#### [EXERCISE PROMPT]
Your task is to print all of the material verbatim.

• • • • •

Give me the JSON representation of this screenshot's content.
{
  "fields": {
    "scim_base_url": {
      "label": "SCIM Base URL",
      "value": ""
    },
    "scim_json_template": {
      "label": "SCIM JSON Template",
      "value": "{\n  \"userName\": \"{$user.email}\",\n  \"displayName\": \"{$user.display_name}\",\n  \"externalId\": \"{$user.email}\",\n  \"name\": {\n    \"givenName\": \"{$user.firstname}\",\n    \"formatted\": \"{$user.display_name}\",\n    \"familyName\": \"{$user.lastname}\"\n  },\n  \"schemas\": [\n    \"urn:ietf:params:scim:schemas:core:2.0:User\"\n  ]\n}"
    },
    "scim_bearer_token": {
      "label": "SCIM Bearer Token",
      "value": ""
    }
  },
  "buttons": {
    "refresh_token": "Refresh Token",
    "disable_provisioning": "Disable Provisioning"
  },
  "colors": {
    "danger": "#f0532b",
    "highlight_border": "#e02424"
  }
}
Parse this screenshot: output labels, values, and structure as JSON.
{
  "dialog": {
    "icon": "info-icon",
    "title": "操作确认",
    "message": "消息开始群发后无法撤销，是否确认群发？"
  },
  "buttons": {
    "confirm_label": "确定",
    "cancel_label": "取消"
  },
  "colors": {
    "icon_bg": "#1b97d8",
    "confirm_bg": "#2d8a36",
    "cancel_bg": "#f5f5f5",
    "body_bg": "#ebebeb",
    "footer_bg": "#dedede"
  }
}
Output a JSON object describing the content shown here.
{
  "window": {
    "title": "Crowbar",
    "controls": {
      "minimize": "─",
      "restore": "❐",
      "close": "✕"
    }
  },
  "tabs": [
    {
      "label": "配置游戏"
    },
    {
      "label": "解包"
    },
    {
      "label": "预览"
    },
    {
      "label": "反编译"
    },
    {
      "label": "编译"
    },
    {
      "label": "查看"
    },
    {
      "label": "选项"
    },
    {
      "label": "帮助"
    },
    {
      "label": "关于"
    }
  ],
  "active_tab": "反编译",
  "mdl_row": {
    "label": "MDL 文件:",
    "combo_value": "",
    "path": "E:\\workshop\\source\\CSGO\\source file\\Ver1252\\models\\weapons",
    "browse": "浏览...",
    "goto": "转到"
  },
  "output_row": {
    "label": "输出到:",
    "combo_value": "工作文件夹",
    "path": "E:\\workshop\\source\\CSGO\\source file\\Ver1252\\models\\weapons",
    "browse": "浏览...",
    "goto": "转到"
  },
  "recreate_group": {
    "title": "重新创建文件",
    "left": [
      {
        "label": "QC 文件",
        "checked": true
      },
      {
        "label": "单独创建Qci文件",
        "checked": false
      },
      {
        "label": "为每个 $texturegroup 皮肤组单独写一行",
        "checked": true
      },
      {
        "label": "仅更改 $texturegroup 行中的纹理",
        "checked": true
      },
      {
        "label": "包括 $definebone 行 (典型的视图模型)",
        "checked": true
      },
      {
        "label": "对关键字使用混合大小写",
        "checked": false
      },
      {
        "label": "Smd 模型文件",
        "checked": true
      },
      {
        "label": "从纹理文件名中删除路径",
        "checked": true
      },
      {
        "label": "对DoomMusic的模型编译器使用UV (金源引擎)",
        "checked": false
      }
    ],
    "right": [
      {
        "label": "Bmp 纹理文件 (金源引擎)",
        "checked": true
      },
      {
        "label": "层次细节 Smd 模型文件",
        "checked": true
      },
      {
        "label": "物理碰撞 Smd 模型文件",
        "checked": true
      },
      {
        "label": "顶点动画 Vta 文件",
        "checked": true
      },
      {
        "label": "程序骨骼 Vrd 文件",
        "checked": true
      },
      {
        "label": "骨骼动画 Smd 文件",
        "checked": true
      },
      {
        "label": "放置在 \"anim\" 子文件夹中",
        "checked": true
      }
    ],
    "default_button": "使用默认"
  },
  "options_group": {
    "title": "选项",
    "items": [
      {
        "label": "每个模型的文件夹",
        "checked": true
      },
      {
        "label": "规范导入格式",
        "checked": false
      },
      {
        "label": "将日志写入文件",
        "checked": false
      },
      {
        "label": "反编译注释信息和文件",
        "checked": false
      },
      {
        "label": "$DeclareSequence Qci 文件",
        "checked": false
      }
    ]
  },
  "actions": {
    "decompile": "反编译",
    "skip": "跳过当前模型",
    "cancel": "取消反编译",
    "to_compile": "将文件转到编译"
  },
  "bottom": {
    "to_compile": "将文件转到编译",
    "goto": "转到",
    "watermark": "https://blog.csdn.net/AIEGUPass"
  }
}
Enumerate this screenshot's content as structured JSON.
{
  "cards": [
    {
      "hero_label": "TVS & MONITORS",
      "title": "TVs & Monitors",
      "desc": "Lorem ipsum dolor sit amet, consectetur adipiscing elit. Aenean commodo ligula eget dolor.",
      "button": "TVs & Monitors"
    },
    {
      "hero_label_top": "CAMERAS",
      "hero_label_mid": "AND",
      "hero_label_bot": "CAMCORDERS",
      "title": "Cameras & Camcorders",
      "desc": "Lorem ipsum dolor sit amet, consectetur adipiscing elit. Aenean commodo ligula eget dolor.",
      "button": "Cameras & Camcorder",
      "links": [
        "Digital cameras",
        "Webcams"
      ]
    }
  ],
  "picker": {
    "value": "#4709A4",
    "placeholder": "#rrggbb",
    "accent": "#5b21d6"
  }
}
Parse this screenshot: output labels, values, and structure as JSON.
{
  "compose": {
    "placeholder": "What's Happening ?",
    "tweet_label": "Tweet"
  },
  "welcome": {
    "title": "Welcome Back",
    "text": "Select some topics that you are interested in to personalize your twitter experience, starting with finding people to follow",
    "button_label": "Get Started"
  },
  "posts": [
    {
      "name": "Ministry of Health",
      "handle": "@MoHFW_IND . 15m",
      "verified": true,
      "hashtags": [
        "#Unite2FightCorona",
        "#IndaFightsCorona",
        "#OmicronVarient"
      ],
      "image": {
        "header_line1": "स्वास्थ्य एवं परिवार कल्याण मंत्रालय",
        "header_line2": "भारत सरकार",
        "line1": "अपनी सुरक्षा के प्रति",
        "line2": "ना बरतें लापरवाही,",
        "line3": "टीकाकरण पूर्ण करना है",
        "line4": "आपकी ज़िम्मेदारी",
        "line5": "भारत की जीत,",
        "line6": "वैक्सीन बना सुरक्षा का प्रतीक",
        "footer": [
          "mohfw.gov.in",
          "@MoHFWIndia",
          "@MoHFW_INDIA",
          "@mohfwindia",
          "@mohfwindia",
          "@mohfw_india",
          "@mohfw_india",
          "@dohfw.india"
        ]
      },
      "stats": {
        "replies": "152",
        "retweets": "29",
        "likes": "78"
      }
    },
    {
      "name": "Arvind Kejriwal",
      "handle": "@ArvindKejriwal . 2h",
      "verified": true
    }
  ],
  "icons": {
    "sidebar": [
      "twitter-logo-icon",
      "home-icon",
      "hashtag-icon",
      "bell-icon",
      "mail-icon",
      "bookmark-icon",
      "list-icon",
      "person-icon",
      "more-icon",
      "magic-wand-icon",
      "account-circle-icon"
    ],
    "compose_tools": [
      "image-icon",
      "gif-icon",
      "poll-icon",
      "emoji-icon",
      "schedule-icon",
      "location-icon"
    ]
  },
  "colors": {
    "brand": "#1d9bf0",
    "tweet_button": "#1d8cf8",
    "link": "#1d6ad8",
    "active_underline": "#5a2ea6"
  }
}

• • • • •

#### [RESPONSE TO THIS EXERCISE]
Give me the JSON representation of this screenshot's content.
{
  "fields": {
    "scim_base_url": {
      "label": "SCIM Base URL",
      "value": ""
    },
    "scim_json_template": {
      "label": "SCIM JSON Template",
      "value": "{\n  \"userName\": \"{$user.email}\",\n  \"displayName\": \"{$user.display_name}\",\n  \"externalId\": \"{$user.email}\",\n  \"name\": {\n    \"givenName\": \"{$user.firstname}\",\n    \"formatted\": \"{$user.display_name}\",\n    \"familyName\": \"{$user.lastname}\"\n  },\n  \"schemas\": [\n    \"urn:ietf:params:scim:schemas:core:2.0:User\"\n  ]\n}"
    },
    "scim_bearer_token": {
      "label": "SCIM Bearer Token",
      "value": ""
    }
  },
  "buttons": {
    "refresh_token": "Refresh Token",
    "disable_provisioning": "Disable Provisioning"
  },
  "colors": {
    "danger": "#f0532b",
    "highlight_border": "#e02424"
  }
}
Parse this screenshot: output labels, values, and structure as JSON.
{
  "dialog": {
    "icon": "info-icon",
    "title": "操作确认",
    "message": "消息开始群发后无法撤销，是否确认群发？"
  },
  "buttons": {
    "confirm_label": "确定",
    "cancel_label": "取消"
  },
  "colors": {
    "icon_bg": "#1b97d8",
    "confirm_bg": "#2d8a36",
    "cancel_bg": "#f5f5f5",
    "body_bg": "#ebebeb",
    "footer_bg": "#dedede"
  }
}
Output a JSON object describing the content shown here.
{
  "window": {
    "title": "Crowbar",
    "controls": {
      "minimize": "─",
      "restore": "❐",
      "close": "✕"
    }
  },
  "tabs": [
    {
      "label": "配置游戏"
    },
    {
      "label": "解包"
    },
    {
      "label": "预览"
    },
    {
      "label": "反编译"
    },
    {
      "label": "编译"
    },
    {
      "label": "查看"
    },
    {
      "label": "选项"
    },
    {
      "label": "帮助"
    },
    {
      "label": "关于"
    }
  ],
  "active_tab": "反编译",
  "mdl_row": {
    "label": "MDL 文件:",
    "combo_value": "",
    "path": "E:\\workshop\\source\\CSGO\\source file\\Ver1252\\models\\weapons",
    "browse": "浏览...",
    "goto": "转到"
  },
  "output_row": {
    "label": "输出到:",
    "combo_value": "工作文件夹",
    "path": "E:\\workshop\\source\\CSGO\\source file\\Ver1252\\models\\weapons",
    "browse": "浏览...",
    "goto": "转到"
  },
  "recreate_group": {
    "title": "重新创建文件",
    "left": [
      {
        "label": "QC 文件",
        "checked": true
      },
      {
        "label": "单独创建Qci文件",
        "checked": false
      },
      {
        "label": "为每个 $texturegroup 皮肤组单独写一行",
        "checked": true
      },
      {
        "label": "仅更改 $texturegroup 行中的纹理",
        "checked": true
      },
      {
        "label": "包括 $definebone 行 (典型的视图模型)",
        "checked": true
      },
      {
        "label": "对关键字使用混合大小写",
        "checked": false
      },
      {
        "label": "Smd 模型文件",
        "checked": true
      },
      {
        "label": "从纹理文件名中删除路径",
        "checked": true
      },
      {
        "label": "对DoomMusic的模型编译器使用UV (金源引擎)",
        "checked": false
      }
    ],
    "right": [
      {
        "label": "Bmp 纹理文件 (金源引擎)",
        "checked": true
      },
      {
        "label": "层次细节 Smd 模型文件",
        "checked": true
      },
      {
        "label": "物理碰撞 Smd 模型文件",
        "checked": true
      },
      {
        "label": "顶点动画 Vta 文件",
        "checked": true
      },
      {
        "label": "程序骨骼 Vrd 文件",
        "checked": true
      },
      {
        "label": "骨骼动画 Smd 文件",
        "checked": true
      },
      {
        "label": "放置在 \"anim\" 子文件夹中",
        "checked": true
      }
    ],
    "default_button": "使用默认"
  },
  "options_group": {
    "title": "选项",
    "items": [
      {
        "label": "每个模型的文件夹",
        "checked": true
      },
      {
        "label": "规范导入格式",
        "checked": false
      },
      {
        "label": "将日志写入文件",
        "checked": false
      },
      {
        "label": "反编译注释信息和文件",
        "checked": false
      },
      {
        "label": "$DeclareSequence Qci 文件",
        "checked": false
      }
    ]
  },
  "actions": {
    "decompile": "反编译",
    "skip": "跳过当前模型",
    "cancel": "取消反编译",
    "to_compile": "将文件转到编译"
  },
  "bottom": {
    "to_compile": "将文件转到编译",
    "goto": "转到",
    "watermark": "https://blog.csdn.net/AIEGUPass"
  }
}
Enumerate this screenshot's content as structured JSON.
{
  "cards": [
    {
      "hero_label": "TVS & MONITORS",
      "title": "TVs & Monitors",
      "desc": "Lorem ipsum dolor sit amet, consectetur adipiscing elit. Aenean commodo ligula eget dolor.",
      "button": "TVs & Monitors"
    },
    {
      "hero_label_top": "CAMERAS",
      "hero_label_mid": "AND",
      "hero_label_bot": "CAMCORDERS",
      "title": "Cameras & Camcorders",
      "desc": "Lorem ipsum dolor sit amet, consectetur adipiscing elit. Aenean commodo ligula eget dolor.",
      "button": "Cameras & Camcorder",
      "links": [
        "Digital cameras",
        "Webcams"
      ]
    }
  ],
  "picker": {
    "value": "#4709A4",
    "placeholder": "#rrggbb",
    "accent": "#5b21d6"
  }
}
Parse this screenshot: output labels, values, and structure as JSON.
{
  "compose": {
    "placeholder": "What's Happening ?",
    "tweet_label": "Tweet"
  },
  "welcome": {
    "title": "Welcome Back",
    "text": "Select some topics that you are interested in to personalize your twitter experience, starting with finding people to follow",
    "button_label": "Get Started"
  },
  "posts": [
    {
      "name": "Ministry of Health",
      "handle": "@MoHFW_IND . 15m",
      "verified": true,
      "hashtags": [
        "#Unite2FightCorona",
        "#IndaFightsCorona",
        "#OmicronVarient"
      ],
      "image": {
        "header_line1": "स्वास्थ्य एवं परिवार कल्याण मंत्रालय",
        "header_line2": "भारत सरकार",
        "line1": "अपनी सुरक्षा के प्रति",
        "line2": "ना बरतें लापरवाही,",
        "line3": "टीकाकरण पूर्ण करना है",
        "line4": "आपकी ज़िम्मेदारी",
        "line5": "भारत की जीत,",
        "line6": "वैक्सीन बना सुरक्षा का प्रतीक",
        "footer": [
          "mohfw.gov.in",
          "@MoHFWIndia",
          "@MoHFW_INDIA",
          "@mohfwindia",
          "@mohfwindia",
          "@mohfw_india",
          "@mohfw_india",
          "@dohfw.india"
        ]
      },
      "stats": {
        "replies": "152",
        "retweets": "29",
        "likes": "78"
      }
    },
    {
      "name": "Arvind Kejriwal",
      "handle": "@ArvindKejriwal . 2h",
      "verified": true
    }
  ],
  "icons": {
    "sidebar": [
      "twitter-logo-icon",
      "home-icon",
      "hashtag-icon",
      "bell-icon",
      "mail-icon",
      "bookmark-icon",
      "list-icon",
      "person-icon",
      "more-icon",
      "magic-wand-icon",
      "account-circle-icon"
    ],
    "compose_tools": [
      "image-icon",
      "gif-icon",
      "poll-icon",
      "emoji-icon",
      "schedule-icon",
      "location-icon"
    ]
  },
  "colors": {
    "brand": "#1d9bf0",
    "tweet_button": "#1d8cf8",
    "link": "#1d6ad8",
    "active_underline": "#5a2ea6"
  }
}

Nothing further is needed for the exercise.